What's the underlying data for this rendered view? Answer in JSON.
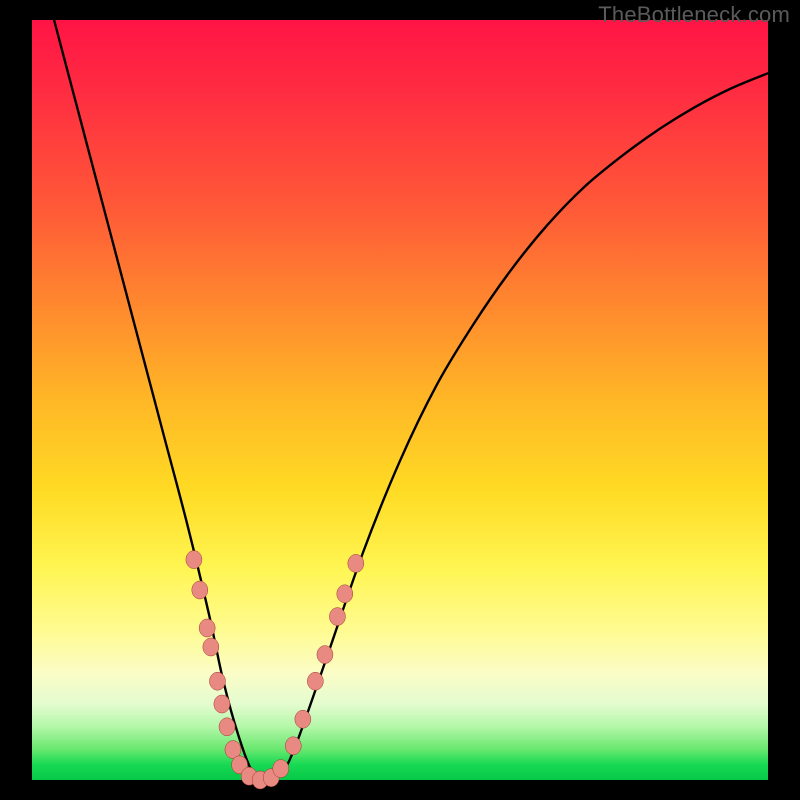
{
  "watermark": "TheBottleneck.com",
  "colors": {
    "curve": "#000000",
    "marker_fill": "#e88a82",
    "marker_stroke": "#a0362f",
    "frame": "#000000"
  },
  "chart_data": {
    "type": "line",
    "title": "",
    "xlabel": "",
    "ylabel": "",
    "xlim": [
      0,
      100
    ],
    "ylim": [
      0,
      100
    ],
    "note": "V-shaped bottleneck curve on a red-to-green vertical gradient. Curve is a single black line; pink dots cluster near the minimum. No axis ticks or numeric labels are visible.",
    "series": [
      {
        "name": "curve",
        "x": [
          3,
          6,
          9,
          12,
          15,
          18,
          21,
          24,
          26,
          28,
          30,
          32,
          34,
          36,
          40,
          45,
          50,
          55,
          60,
          65,
          70,
          75,
          80,
          85,
          90,
          95,
          100
        ],
        "y": [
          100,
          89,
          78,
          67,
          56,
          45,
          34,
          22,
          13,
          6,
          1,
          0,
          1,
          5,
          16,
          30,
          42,
          52,
          60,
          67,
          73,
          78,
          82,
          85.5,
          88.5,
          91,
          93
        ]
      }
    ],
    "markers": [
      {
        "x": 22.0,
        "y": 29.0
      },
      {
        "x": 22.8,
        "y": 25.0
      },
      {
        "x": 23.8,
        "y": 20.0
      },
      {
        "x": 24.3,
        "y": 17.5
      },
      {
        "x": 25.2,
        "y": 13.0
      },
      {
        "x": 25.8,
        "y": 10.0
      },
      {
        "x": 26.5,
        "y": 7.0
      },
      {
        "x": 27.3,
        "y": 4.0
      },
      {
        "x": 28.2,
        "y": 2.0
      },
      {
        "x": 29.5,
        "y": 0.5
      },
      {
        "x": 31.0,
        "y": 0.0
      },
      {
        "x": 32.5,
        "y": 0.3
      },
      {
        "x": 33.8,
        "y": 1.5
      },
      {
        "x": 35.5,
        "y": 4.5
      },
      {
        "x": 36.8,
        "y": 8.0
      },
      {
        "x": 38.5,
        "y": 13.0
      },
      {
        "x": 39.8,
        "y": 16.5
      },
      {
        "x": 41.5,
        "y": 21.5
      },
      {
        "x": 42.5,
        "y": 24.5
      },
      {
        "x": 44.0,
        "y": 28.5
      }
    ]
  }
}
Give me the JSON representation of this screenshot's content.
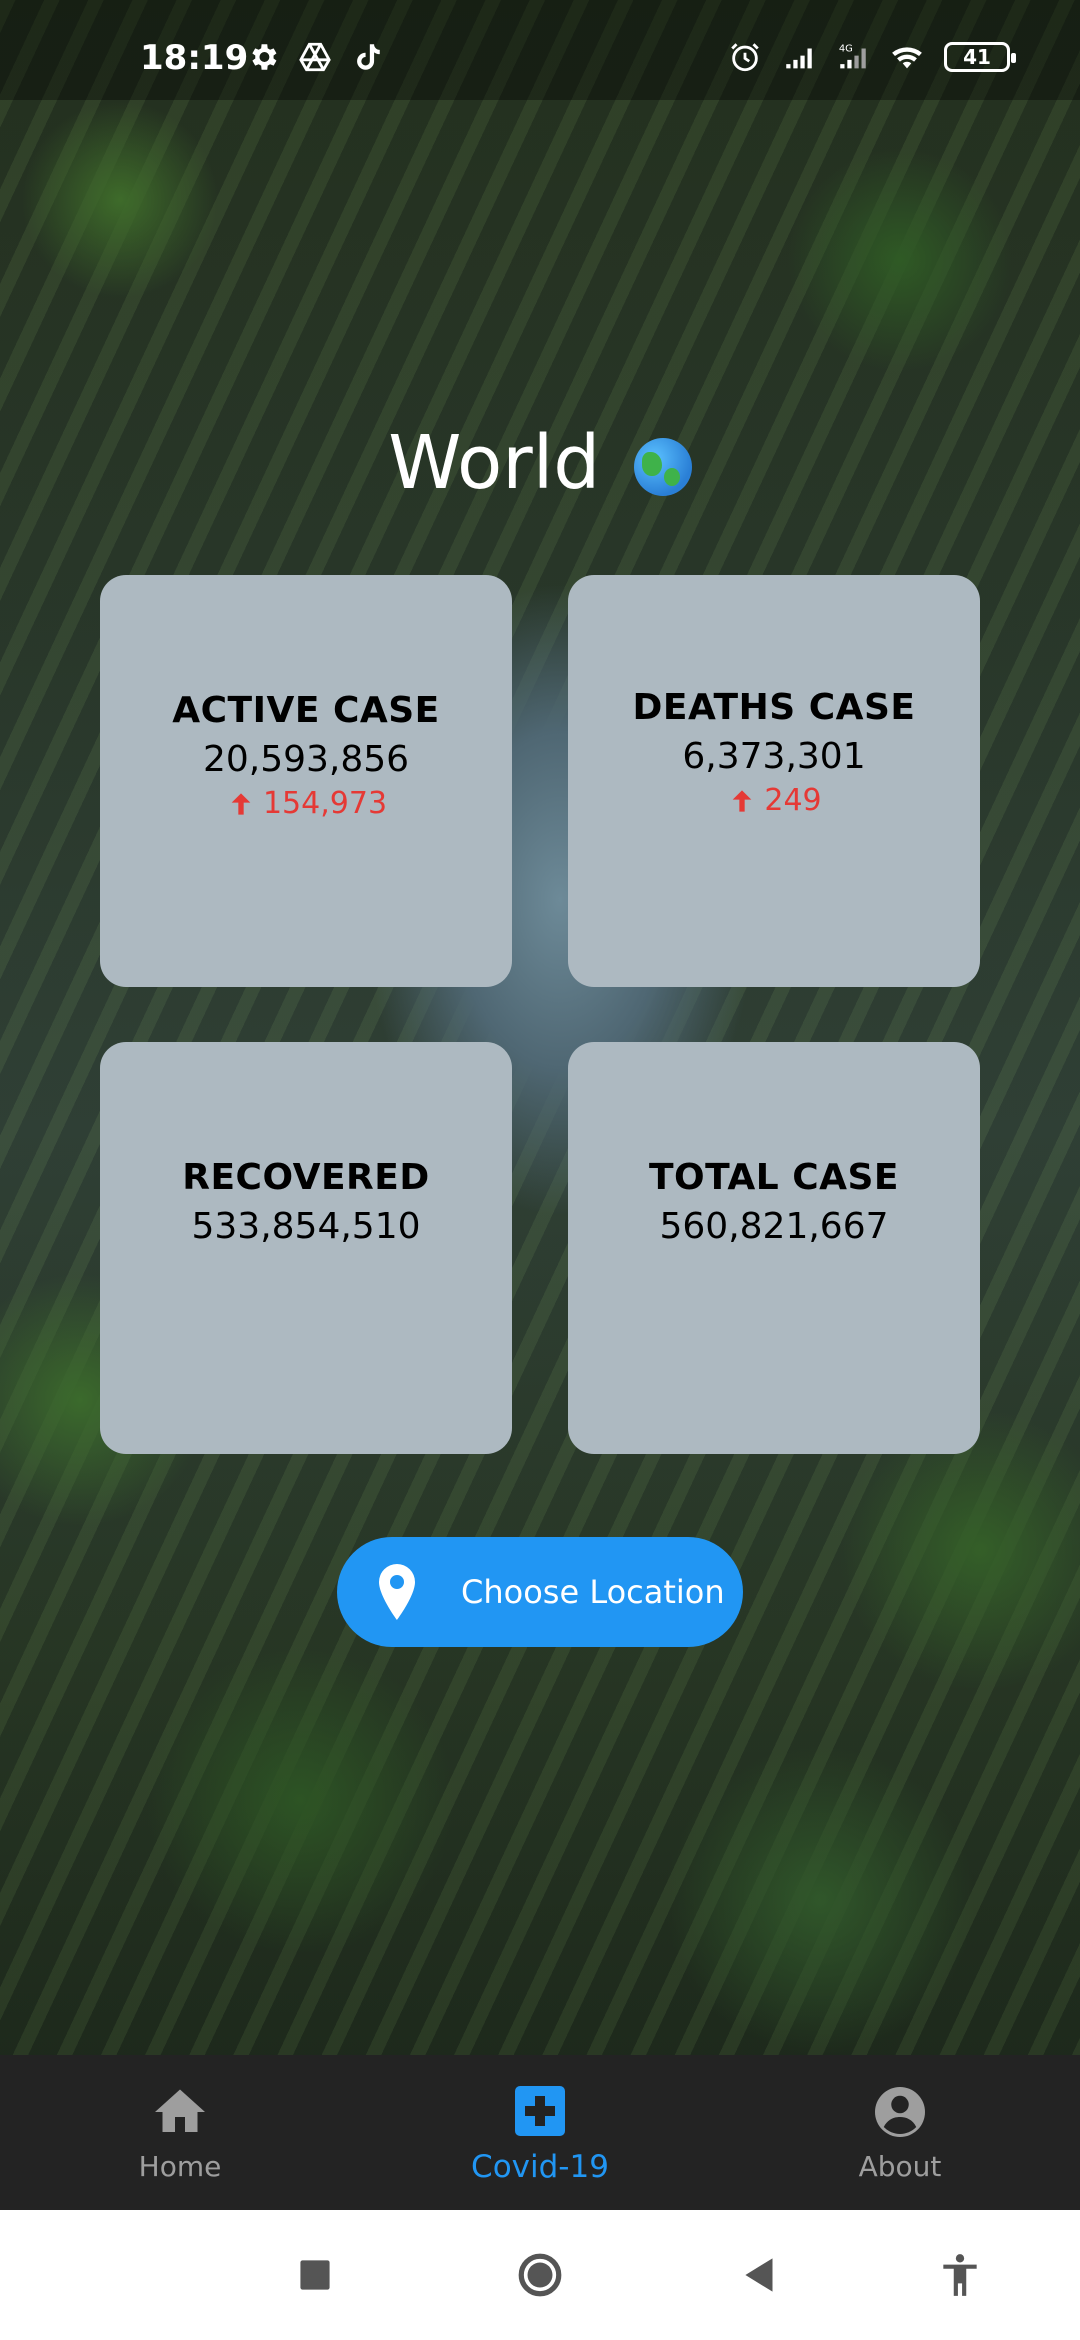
{
  "status": {
    "time": "18:19",
    "battery": "41",
    "left_icons": [
      "gear-icon",
      "drive-icon",
      "tiktok-icon"
    ],
    "right_icons": [
      "alarm-icon",
      "signal-icon",
      "4g-signal-icon",
      "wifi-icon",
      "battery-icon"
    ]
  },
  "title": "World",
  "cards": {
    "active": {
      "label": "ACTIVE CASE",
      "value": "20,593,856",
      "delta": "154,973"
    },
    "deaths": {
      "label": "DEATHS CASE",
      "value": "6,373,301",
      "delta": "249"
    },
    "recovered": {
      "label": "RECOVERED",
      "value": "533,854,510"
    },
    "total": {
      "label": "TOTAL CASE",
      "value": "560,821,667"
    }
  },
  "choose_location": {
    "label": "Choose Location"
  },
  "nav": {
    "items": [
      {
        "label": "Home",
        "icon": "home-icon"
      },
      {
        "label": "Covid-19",
        "icon": "medical-cross-icon",
        "active": true
      },
      {
        "label": "About",
        "icon": "account-circle-icon"
      }
    ]
  },
  "colors": {
    "accent": "#2196f3",
    "card_bg": "#adb9c1",
    "delta_red": "#e53935",
    "nav_bg": "#232323"
  }
}
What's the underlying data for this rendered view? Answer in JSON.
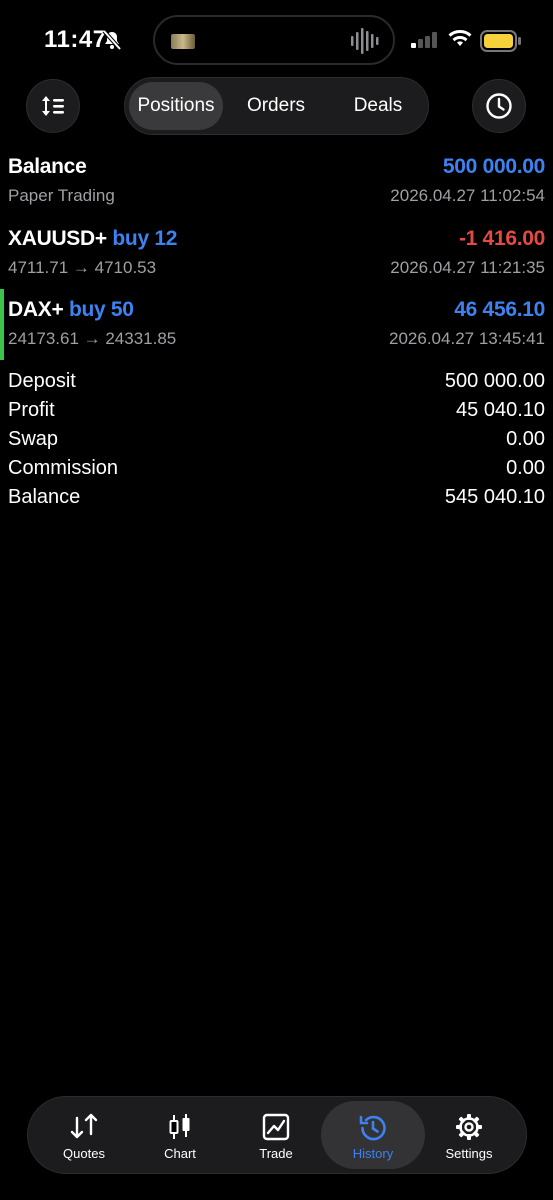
{
  "status": {
    "time": "11:47"
  },
  "segment": {
    "items": [
      "Positions",
      "Orders",
      "Deals"
    ],
    "active": "Positions"
  },
  "balance_row": {
    "title": "Balance",
    "amount": "500 000.00",
    "subtitle": "Paper Trading",
    "time": "2026.04.27 11:02:54"
  },
  "deals": [
    {
      "symbol": "XAUUSD+",
      "direction": "buy 12",
      "amount": "-1 416.00",
      "prices": "4711.71 → 4710.53",
      "time": "2026.04.27 11:21:35",
      "negative": true
    },
    {
      "symbol": "DAX+",
      "direction": "buy 50",
      "amount": "46 456.10",
      "prices": "24173.61 → 24331.85",
      "time": "2026.04.27 13:45:41",
      "negative": false
    }
  ],
  "summary": [
    {
      "label": "Deposit",
      "value": "500 000.00"
    },
    {
      "label": "Profit",
      "value": "45 040.10"
    },
    {
      "label": "Swap",
      "value": "0.00"
    },
    {
      "label": "Commission",
      "value": "0.00"
    },
    {
      "label": "Balance",
      "value": "545 040.10"
    }
  ],
  "tabs": [
    {
      "label": "Quotes",
      "icon": "quotes-icon"
    },
    {
      "label": "Chart",
      "icon": "candlestick-icon"
    },
    {
      "label": "Trade",
      "icon": "trade-icon"
    },
    {
      "label": "History",
      "icon": "history-icon",
      "active": true
    },
    {
      "label": "Settings",
      "icon": "gear-icon"
    }
  ],
  "colors": {
    "accent": "#3d82f0",
    "negative": "#e34a43",
    "position_marker": "#3cc34a",
    "background": "#000000"
  }
}
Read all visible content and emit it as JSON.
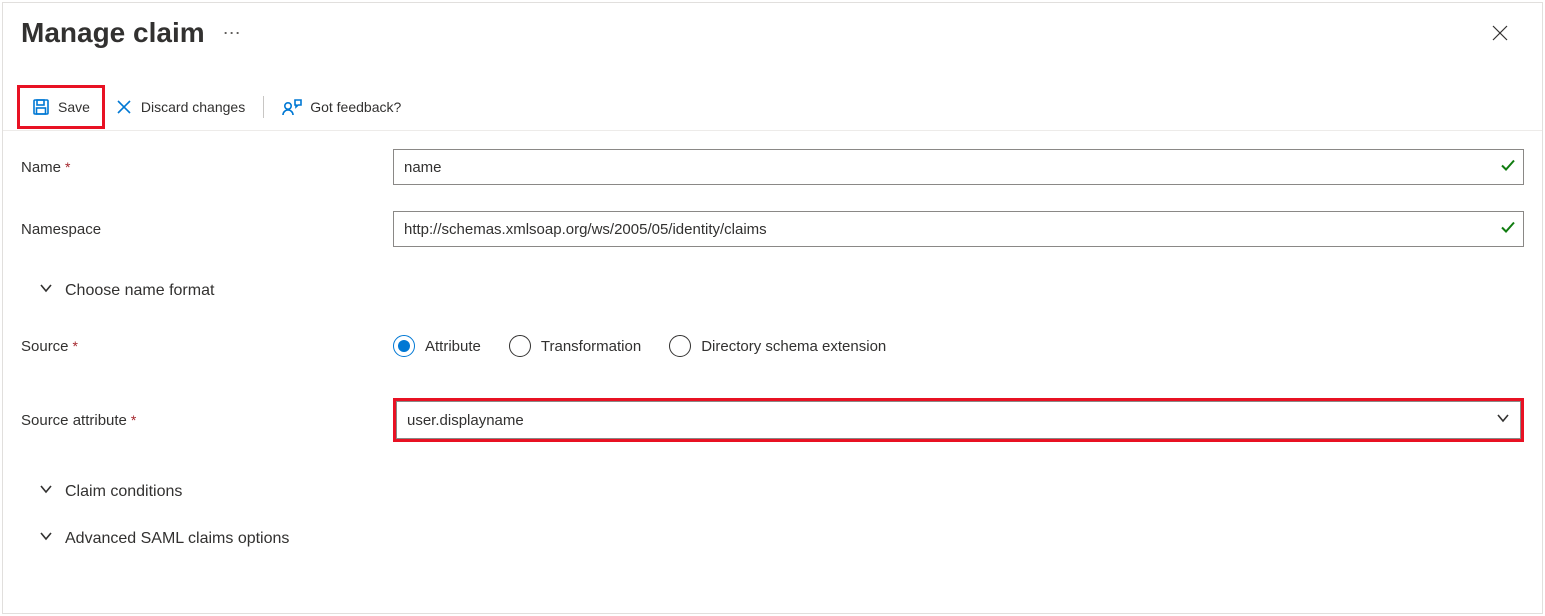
{
  "header": {
    "title": "Manage claim",
    "ellipsis": "⋯"
  },
  "toolbar": {
    "save_label": "Save",
    "discard_label": "Discard changes",
    "feedback_label": "Got feedback?"
  },
  "form": {
    "name": {
      "label": "Name",
      "value": "name"
    },
    "namespace": {
      "label": "Namespace",
      "value": "http://schemas.xmlsoap.org/ws/2005/05/identity/claims"
    },
    "choose_name_format": {
      "label": "Choose name format"
    },
    "source": {
      "label": "Source",
      "options": [
        {
          "label": "Attribute",
          "checked": true
        },
        {
          "label": "Transformation",
          "checked": false
        },
        {
          "label": "Directory schema extension",
          "checked": false
        }
      ]
    },
    "source_attribute": {
      "label": "Source attribute",
      "value": "user.displayname"
    },
    "claim_conditions": {
      "label": "Claim conditions"
    },
    "advanced_saml": {
      "label": "Advanced SAML claims options"
    }
  }
}
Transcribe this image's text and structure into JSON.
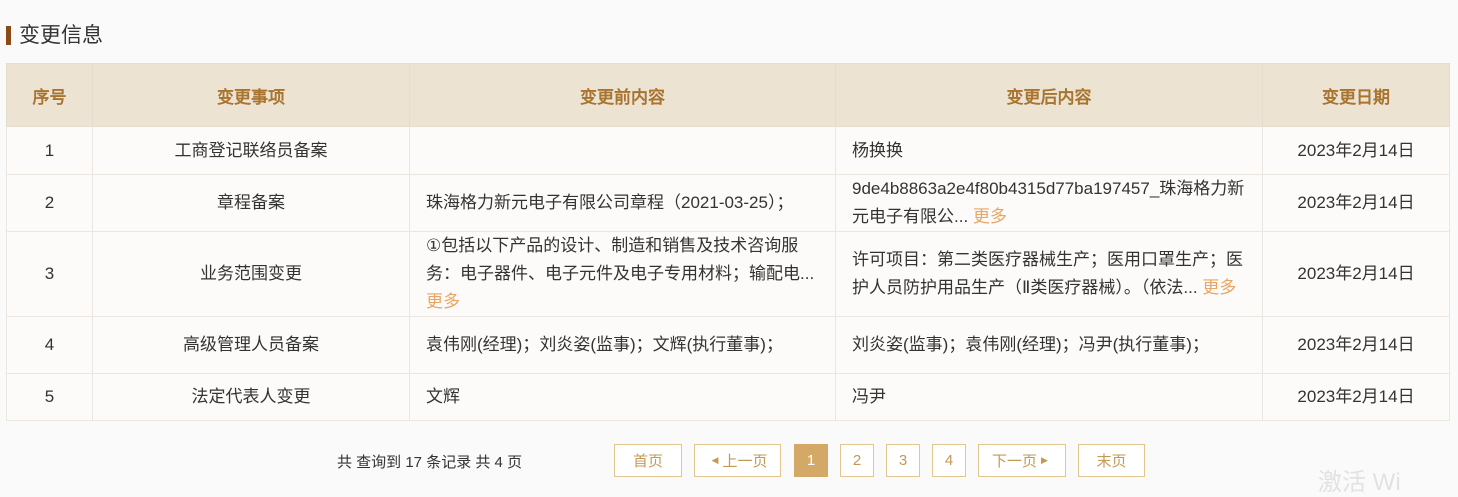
{
  "section": {
    "title": "变更信息"
  },
  "table": {
    "headers": [
      "序号",
      "变更事项",
      "变更前内容",
      "变更后内容",
      "变更日期"
    ],
    "rows": [
      {
        "no": "1",
        "item": "工商登记联络员备案",
        "before": "",
        "before_more": "",
        "after": "杨换换",
        "after_more": "",
        "date": "2023年2月14日"
      },
      {
        "no": "2",
        "item": "章程备案",
        "before": "珠海格力新元电子有限公司章程（2021-03-25）；",
        "before_more": "",
        "after": "9de4b8863a2e4f80b4315d77ba197457_珠海格力新元电子有限公...",
        "after_more": "更多",
        "date": "2023年2月14日"
      },
      {
        "no": "3",
        "item": "业务范围变更",
        "before": "①包括以下产品的设计、制造和销售及技术咨询服务：电子器件、电子元件及电子专用材料；输配电...",
        "before_more": "更多",
        "after": "许可项目：第二类医疗器械生产；医用口罩生产；医护人员防护用品生产（Ⅱ类医疗器械）。（依法...",
        "after_more": "更多",
        "date": "2023年2月14日"
      },
      {
        "no": "4",
        "item": "高级管理人员备案",
        "before": "袁伟刚(经理)；刘炎姿(监事)；文辉(执行董事)；",
        "before_more": "",
        "after": "刘炎姿(监事)；袁伟刚(经理)；冯尹(执行董事)；",
        "after_more": "",
        "date": "2023年2月14日"
      },
      {
        "no": "5",
        "item": "法定代表人变更",
        "before": "文辉",
        "before_more": "",
        "after": "冯尹",
        "after_more": "",
        "date": "2023年2月14日"
      }
    ]
  },
  "pagination": {
    "info_prefix": "共 查询到",
    "total_records": "17",
    "records_unit": "条记录 共",
    "total_pages": "4",
    "pages_unit": "页",
    "first": "首页",
    "prev": "上一页",
    "pages": [
      "1",
      "2",
      "3",
      "4"
    ],
    "current": "1",
    "next": "下一页",
    "last": "末页"
  },
  "watermark": {
    "text": "激活 Wi"
  },
  "colors": {
    "accent_brown": "#8a4b16",
    "header_bg": "#ece3d3",
    "header_text": "#a8742f",
    "more_link": "#e8a563",
    "pager_active": "#d4a867",
    "pager_border": "#e2c58f"
  }
}
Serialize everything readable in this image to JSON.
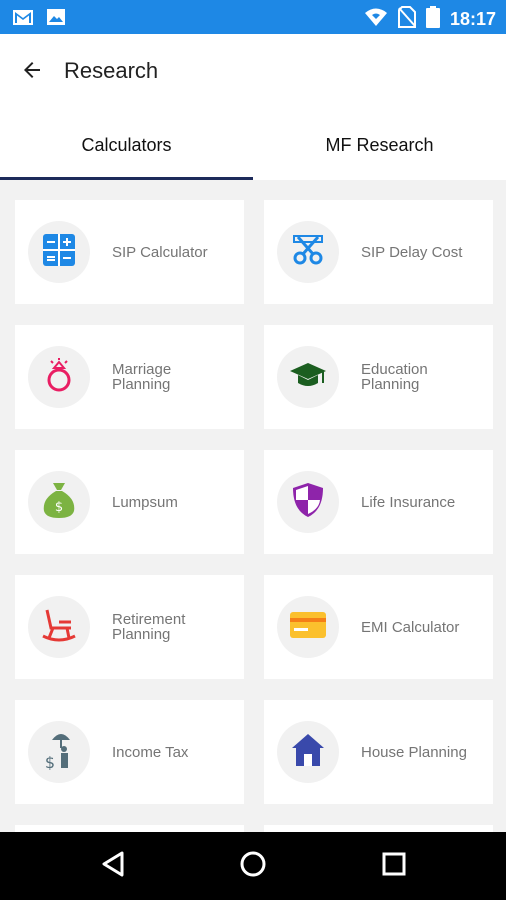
{
  "status_bar": {
    "time": "18:17",
    "icons": [
      "gmail-icon",
      "gallery-icon",
      "wifi-icon",
      "no-sim-icon",
      "battery-icon"
    ]
  },
  "header": {
    "title": "Research",
    "back_icon": "arrow-left-icon"
  },
  "tabs": [
    {
      "label": "Calculators",
      "active": true
    },
    {
      "label": "MF Research",
      "active": false
    }
  ],
  "cards": [
    {
      "label": "SIP Calculator",
      "icon": "calculator-icon",
      "color": "#1e88e5"
    },
    {
      "label": "SIP Delay Cost",
      "icon": "scissors-icon",
      "color": "#1e88e5"
    },
    {
      "label": "Marriage Planning",
      "icon": "ring-icon",
      "color": "#e91e63"
    },
    {
      "label": "Education Planning",
      "icon": "graduation-cap-icon",
      "color": "#1b5e20"
    },
    {
      "label": "Lumpsum",
      "icon": "money-bag-icon",
      "color": "#7cb342"
    },
    {
      "label": "Life Insurance",
      "icon": "shield-icon",
      "color": "#8e24aa"
    },
    {
      "label": "Retirement Planning",
      "icon": "rocking-chair-icon",
      "color": "#e53935"
    },
    {
      "label": "EMI Calculator",
      "icon": "credit-card-icon",
      "color": "#fbc02d"
    },
    {
      "label": "Income Tax",
      "icon": "umbrella-man-icon",
      "color": "#546e7a"
    },
    {
      "label": "House Planning",
      "icon": "house-icon",
      "color": "#3949ab"
    }
  ],
  "nav": [
    "back-triangle-icon",
    "home-circle-icon",
    "recents-square-icon"
  ]
}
+ + +
Aim: Each line holding "value" must be found and copied.

Solution for this task:
      "value": "20,593,856",
      "value": "6,373,301",
      "value": "533,854,510"
      "value": "560,821,667"
      "value": "500 000.00"
      "value": "45 040.10"
      "value": "0.00"
      "value": "0.00"
      "value": "545 040.10"
      "value": "name"
      "value": "http://schemas.xmlsoap.org/ws/2005/05/identity/claims"
      "value": "user.displayname"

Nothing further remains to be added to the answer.